■ **WORK TO DO**:
Your task is to repeat the entries exactly. Leave the pictures out.

==== THE RECORDS

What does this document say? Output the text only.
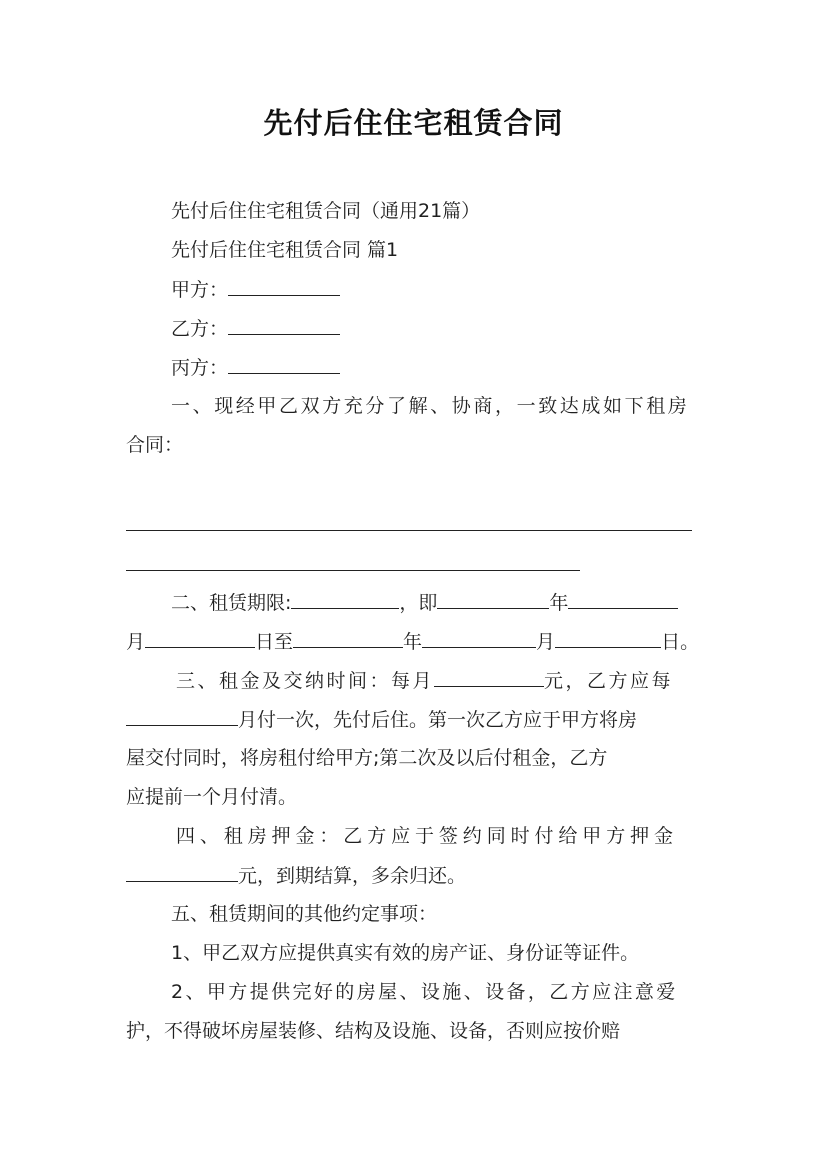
先付后住住宅租赁合同
先付后住住宅租赁合同（通用21篇）
先付后住住宅租赁合同 篇1
甲方：
乙方：
丙方：
一、现经甲乙双方充分了解、协商，一致达成如下租房
合同：
二、租赁期限:	，即	年
月	日至	年	月	日。
三、租金及交纳时间：每月	元，乙方应每
月付一次，先付后住。第一次乙方应于甲方将房
屋交付同时，将房租付给甲方;第二次及以后付租金，乙方
应提前一个月付清。
四、租房押金：乙方应于签约同时付给甲方押金
元，到期结算，多余归还。
五、租赁期间的其他约定事项：
1、甲乙双方应提供真实有效的房产证、身份证等证件。
2、甲方提供完好的房屋、设施、设备，乙方应注意爱
护，不得破坏房屋装修、结构及设施、设备，否则应按价赔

========

■ **ANSWER TO THE EXERCISE**:
What does this document say? Output the text only.
先付后住住宅租赁合同
先付后住住宅租赁合同（通用21篇）
先付后住住宅租赁合同 篇1
甲方：
乙方：
丙方：
一、现经甲乙双方充分了解、协商，一致达成如下租房
合同：
二、租赁期限:	，即	年
月	日至	年	月	日。
三、租金及交纳时间：每月	元，乙方应每
月付一次，先付后住。第一次乙方应于甲方将房
屋交付同时，将房租付给甲方;第二次及以后付租金，乙方
应提前一个月付清。
四、租房押金：乙方应于签约同时付给甲方押金
元，到期结算，多余归还。
五、租赁期间的其他约定事项：
1、甲乙双方应提供真实有效的房产证、身份证等证件。
2、甲方提供完好的房屋、设施、设备，乙方应注意爱
护，不得破坏房屋装修、结构及设施、设备，否则应按价赔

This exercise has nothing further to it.